(Task to carry out):
Please write out the lines of the material that start with the line containing "Patent image size: (892, 1147)." and go on through the line containing "The recipient 150 is at (733, 551).". Substitute "telecommunication system" for "communication system" and leave everything else unchanged.

(Stored entries)
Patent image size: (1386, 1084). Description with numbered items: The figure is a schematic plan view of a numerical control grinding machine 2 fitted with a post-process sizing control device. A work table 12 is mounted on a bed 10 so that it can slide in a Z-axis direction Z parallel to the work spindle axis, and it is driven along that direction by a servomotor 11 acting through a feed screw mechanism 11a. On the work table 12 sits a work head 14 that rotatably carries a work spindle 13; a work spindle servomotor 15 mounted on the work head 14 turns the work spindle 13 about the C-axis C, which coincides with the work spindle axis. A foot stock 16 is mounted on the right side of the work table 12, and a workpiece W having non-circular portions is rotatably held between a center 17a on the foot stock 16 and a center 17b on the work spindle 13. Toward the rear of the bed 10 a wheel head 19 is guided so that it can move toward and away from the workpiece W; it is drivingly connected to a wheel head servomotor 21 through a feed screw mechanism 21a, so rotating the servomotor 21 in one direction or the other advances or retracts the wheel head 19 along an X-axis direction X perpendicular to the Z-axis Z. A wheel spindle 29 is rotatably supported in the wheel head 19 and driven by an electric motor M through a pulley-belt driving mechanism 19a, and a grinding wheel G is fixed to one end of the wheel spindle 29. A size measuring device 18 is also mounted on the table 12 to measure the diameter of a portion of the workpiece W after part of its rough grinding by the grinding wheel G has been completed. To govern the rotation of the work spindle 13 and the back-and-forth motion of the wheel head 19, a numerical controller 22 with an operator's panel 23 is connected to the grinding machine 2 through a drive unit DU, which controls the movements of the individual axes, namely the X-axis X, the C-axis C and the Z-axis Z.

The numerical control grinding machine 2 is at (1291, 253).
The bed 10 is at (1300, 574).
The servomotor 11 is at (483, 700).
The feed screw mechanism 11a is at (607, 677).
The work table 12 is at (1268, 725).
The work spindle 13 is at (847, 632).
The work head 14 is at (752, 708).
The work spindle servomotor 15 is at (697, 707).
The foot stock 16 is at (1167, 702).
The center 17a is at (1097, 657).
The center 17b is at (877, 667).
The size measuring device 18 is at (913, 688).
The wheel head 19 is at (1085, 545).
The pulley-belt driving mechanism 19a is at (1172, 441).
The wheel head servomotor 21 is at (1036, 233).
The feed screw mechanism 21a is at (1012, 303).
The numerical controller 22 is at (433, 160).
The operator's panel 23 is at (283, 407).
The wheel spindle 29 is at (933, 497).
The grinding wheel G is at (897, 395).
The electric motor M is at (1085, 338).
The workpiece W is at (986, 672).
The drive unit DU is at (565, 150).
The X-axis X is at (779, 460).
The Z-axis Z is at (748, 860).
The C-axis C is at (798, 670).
---
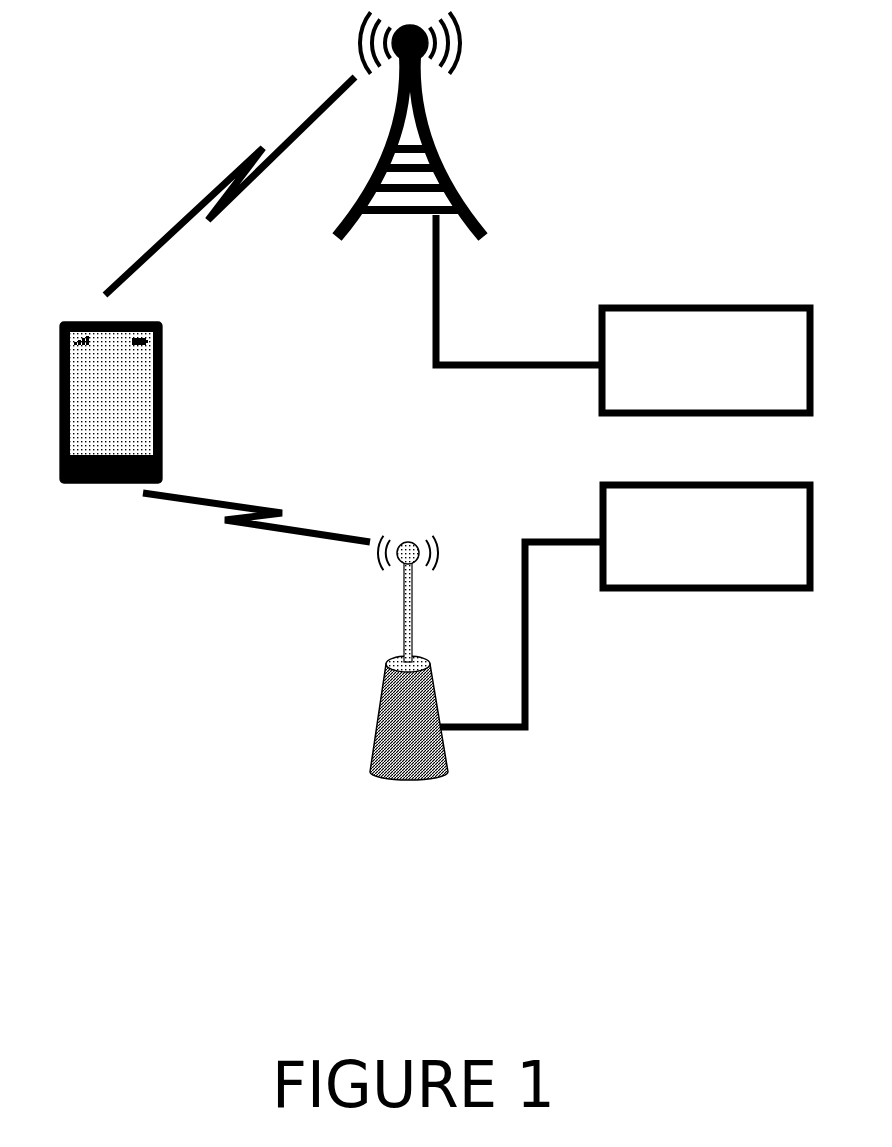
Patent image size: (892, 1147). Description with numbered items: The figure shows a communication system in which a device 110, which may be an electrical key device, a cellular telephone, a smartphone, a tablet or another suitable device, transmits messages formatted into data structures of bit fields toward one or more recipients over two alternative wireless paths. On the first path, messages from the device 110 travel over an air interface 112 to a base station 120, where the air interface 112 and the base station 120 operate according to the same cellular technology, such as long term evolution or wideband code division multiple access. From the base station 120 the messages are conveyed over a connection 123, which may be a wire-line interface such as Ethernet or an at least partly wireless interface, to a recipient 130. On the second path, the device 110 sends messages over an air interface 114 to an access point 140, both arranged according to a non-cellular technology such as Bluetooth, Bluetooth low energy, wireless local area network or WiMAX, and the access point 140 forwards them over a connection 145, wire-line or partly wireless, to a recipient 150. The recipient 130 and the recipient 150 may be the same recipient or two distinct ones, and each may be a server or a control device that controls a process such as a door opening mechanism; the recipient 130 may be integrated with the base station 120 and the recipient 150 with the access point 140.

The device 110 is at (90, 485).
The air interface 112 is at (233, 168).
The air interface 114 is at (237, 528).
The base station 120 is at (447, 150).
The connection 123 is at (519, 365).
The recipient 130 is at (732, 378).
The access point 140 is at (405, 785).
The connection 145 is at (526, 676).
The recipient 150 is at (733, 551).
...
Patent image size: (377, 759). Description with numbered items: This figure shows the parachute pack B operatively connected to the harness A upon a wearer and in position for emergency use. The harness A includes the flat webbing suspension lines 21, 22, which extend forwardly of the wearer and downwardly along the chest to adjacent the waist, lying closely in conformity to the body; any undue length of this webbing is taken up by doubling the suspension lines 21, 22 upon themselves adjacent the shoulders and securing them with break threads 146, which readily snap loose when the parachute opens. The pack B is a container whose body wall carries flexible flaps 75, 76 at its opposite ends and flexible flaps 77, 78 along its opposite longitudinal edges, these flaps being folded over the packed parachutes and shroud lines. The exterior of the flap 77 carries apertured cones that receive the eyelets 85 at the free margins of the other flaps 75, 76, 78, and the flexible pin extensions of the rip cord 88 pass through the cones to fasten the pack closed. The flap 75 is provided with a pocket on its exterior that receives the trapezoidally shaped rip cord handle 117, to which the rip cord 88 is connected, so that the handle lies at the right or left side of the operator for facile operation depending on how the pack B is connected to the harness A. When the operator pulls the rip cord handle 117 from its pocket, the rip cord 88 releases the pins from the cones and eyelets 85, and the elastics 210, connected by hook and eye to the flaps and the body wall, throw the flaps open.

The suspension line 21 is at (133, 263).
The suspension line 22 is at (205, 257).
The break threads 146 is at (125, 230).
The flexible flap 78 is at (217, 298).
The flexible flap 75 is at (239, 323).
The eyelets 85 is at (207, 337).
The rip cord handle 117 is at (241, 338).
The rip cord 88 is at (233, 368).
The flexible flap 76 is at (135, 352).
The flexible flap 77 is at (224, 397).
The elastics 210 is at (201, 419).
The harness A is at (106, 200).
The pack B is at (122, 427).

(Exercise output):
Patent image size: (892, 1147). Description with numbered items: The figure shows a telecommunication system in which a device 110, which may be an electrical key device, a cellular telephone, a smartphone, a tablet or another suitable device, transmits messages formatted into data structures of bit fields toward one or more recipients over two alternative wireless paths. On the first path, messages from the device 110 travel over an air interface 112 to a base station 120, where the air interface 112 and the base station 120 operate according to the same cellular technology, such as long term evolution or wideband code division multiple access. From the base station 120 the messages are conveyed over a connection 123, which may be a wire-line interface such as Ethernet or an at least partly wireless interface, to a recipient 130. On the second path, the device 110 sends messages over an air interface 114 to an access point 140, both arranged according to a non-cellular technology such as Bluetooth, Bluetooth low energy, wireless local area network or WiMAX, and the access point 140 forwards them over a connection 145, wire-line or partly wireless, to a recipient 150. The recipient 130 and the recipient 150 may be the same recipient or two distinct ones, and each may be a server or a control device that controls a process such as a door opening mechanism; the recipient 130 may be integrated with the base station 120 and the recipient 150 with the access point 140.

The device 110 is at (90, 485).
The air interface 112 is at (233, 168).
The air interface 114 is at (237, 528).
The base station 120 is at (447, 150).
The connection 123 is at (519, 365).
The recipient 130 is at (732, 378).
The access point 140 is at (405, 785).
The connection 145 is at (526, 676).
The recipient 150 is at (733, 551).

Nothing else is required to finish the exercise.